-- TASK INPUTS --
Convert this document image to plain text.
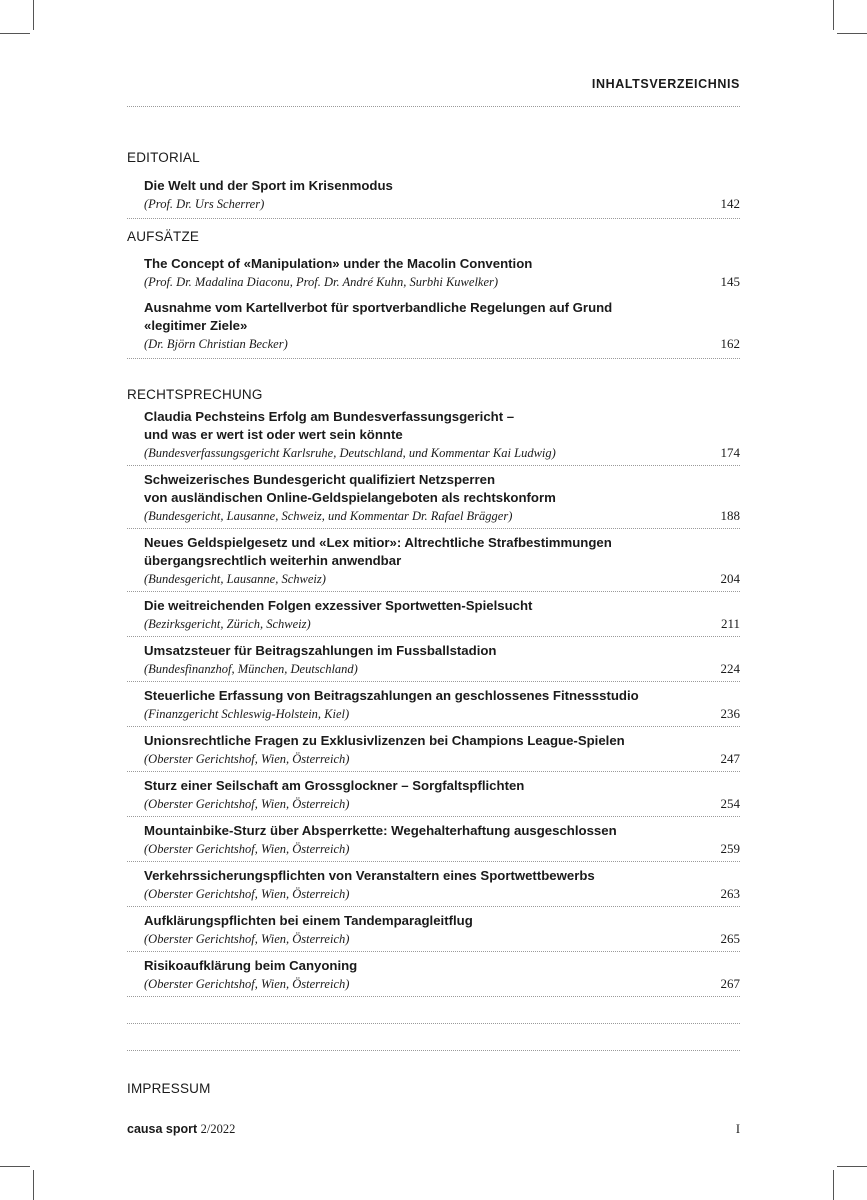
INHALTSVERZEICHNIS
EDITORIAL
Die Welt und der Sport im Krisenmodus
(Prof. Dr. Urs Scherrer)	142
AUFSÄTZE
The Concept of «Manipulation» under the Macolin Convention
(Prof. Dr. Madalina Diaconu, Prof. Dr. André Kuhn, Surbhi Kuwelker)	145
Ausnahme vom Kartellverbot für sportverbandliche Regelungen auf Grund
«legitimer Ziele»
(Dr. Björn Christian Becker)	162
RECHTSPRECHUNG
Claudia Pechsteins Erfolg am Bundesverfassungsgericht –
und was er wert ist oder wert sein könnte
(Bundesverfassungsgericht Karlsruhe, Deutschland, und Kommentar Kai Ludwig)	174
Schweizerisches Bundesgericht qualifiziert Netzsperren
von ausländischen Online-Geldspielangeboten als rechtskonform
(Bundesgericht, Lausanne, Schweiz, und Kommentar Dr. Rafael Brägger)	188
Neues Geldspielgesetz und «Lex mitior»: Altrechtliche Strafbestimmungen
übergangsrechtlich weiterhin anwendbar
(Bundesgericht, Lausanne, Schweiz)	204
Die weitreichenden Folgen exzessiver Sportwetten-Spielsucht
(Bezirksgericht, Zürich, Schweiz)	211
Umsatzsteuer für Beitragszahlungen im Fussballstadion
(Bundesfinanzhof, München, Deutschland)	224
Steuerliche Erfassung von Beitragszahlungen an geschlossenes Fitnessstudio
(Finanzgericht Schleswig-Holstein, Kiel)	236
Unionsrechtliche Fragen zu Exklusivlizenzen bei Champions League-Spielen
(Oberster Gerichtshof, Wien, Österreich)	247
Sturz einer Seilschaft am Grossglockner – Sorgfaltspflichten
(Oberster Gerichtshof, Wien, Österreich)	254
Mountainbike-Sturz über Absperrkette: Wegehalterhaftung ausgeschlossen
(Oberster Gerichtshof, Wien, Österreich)	259
Verkehrssicherungspflichten von Veranstaltern eines Sportwettbewerbs
(Oberster Gerichtshof, Wien, Österreich)	263
Aufklärungspflichten bei einem Tandemparagleitflug
(Oberster Gerichtshof, Wien, Österreich)	265
Risikoaufklärung beim Canyoning
(Oberster Gerichtshof, Wien, Österreich)	267
IMPRESSUM
causa sport 2/2022	I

-- PROBLEM REQUIREMENTS --
Report back each line of the entries that holds the string "Gerichtshof".

-- SOLUTION --
(Oberster Gerichtshof, Wien, Österreich)	247
(Oberster Gerichtshof, Wien, Österreich)	254
(Oberster Gerichtshof, Wien, Österreich)	259
(Oberster Gerichtshof, Wien, Österreich)	263
(Oberster Gerichtshof, Wien, Österreich)	265
(Oberster Gerichtshof, Wien, Österreich)	267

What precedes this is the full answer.